■ **WRITTEN EXERCISE**: Please give the listing again, word for word, with nothing left out.

■ **LISTED RECORDS**:
************

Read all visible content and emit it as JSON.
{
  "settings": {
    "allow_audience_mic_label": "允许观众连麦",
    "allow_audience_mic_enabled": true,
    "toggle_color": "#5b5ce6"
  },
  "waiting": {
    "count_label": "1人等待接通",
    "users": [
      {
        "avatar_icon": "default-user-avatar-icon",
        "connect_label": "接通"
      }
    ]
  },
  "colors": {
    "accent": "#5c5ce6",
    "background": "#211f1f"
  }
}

************

■ **EXERCISE ANSWER**:
Read all visible content and emit it as JSON.
{
  "settings": {
    "allow_audience_mic_label": "允许观众连麦",
    "allow_audience_mic_enabled": true,
    "toggle_color": "#5b5ce6"
  },
  "waiting": {
    "count_label": "1人等待接通",
    "users": [
      {
        "avatar_icon": "default-user-avatar-icon",
        "connect_label": "接通"
      }
    ]
  },
  "colors": {
    "accent": "#5c5ce6",
    "background": "#211f1f"
  }
}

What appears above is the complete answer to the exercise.